(Collected data)
+---+
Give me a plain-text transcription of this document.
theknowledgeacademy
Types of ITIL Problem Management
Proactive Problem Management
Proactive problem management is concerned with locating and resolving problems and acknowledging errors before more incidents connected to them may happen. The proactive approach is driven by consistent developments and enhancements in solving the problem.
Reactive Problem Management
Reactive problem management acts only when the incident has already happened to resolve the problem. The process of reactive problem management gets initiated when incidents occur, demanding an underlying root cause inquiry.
+---+
**WHAT THE TASK REQUIRES**: Working from the material above, retype it in its entirety without change.

**EXERCISE RESULT**:
Give me a plain-text transcription of this document.
theknowledgeacademy
Types of ITIL Problem Management
Proactive Problem Management
Proactive problem management is concerned with locating and resolving problems and acknowledging errors before more incidents connected to them may happen. The proactive approach is driven by consistent developments and enhancements in solving the problem.
Reactive Problem Management
Reactive problem management acts only when the incident has already happened to resolve the problem. The process of reactive problem management gets initiated when incidents occur, demanding an underlying root cause inquiry.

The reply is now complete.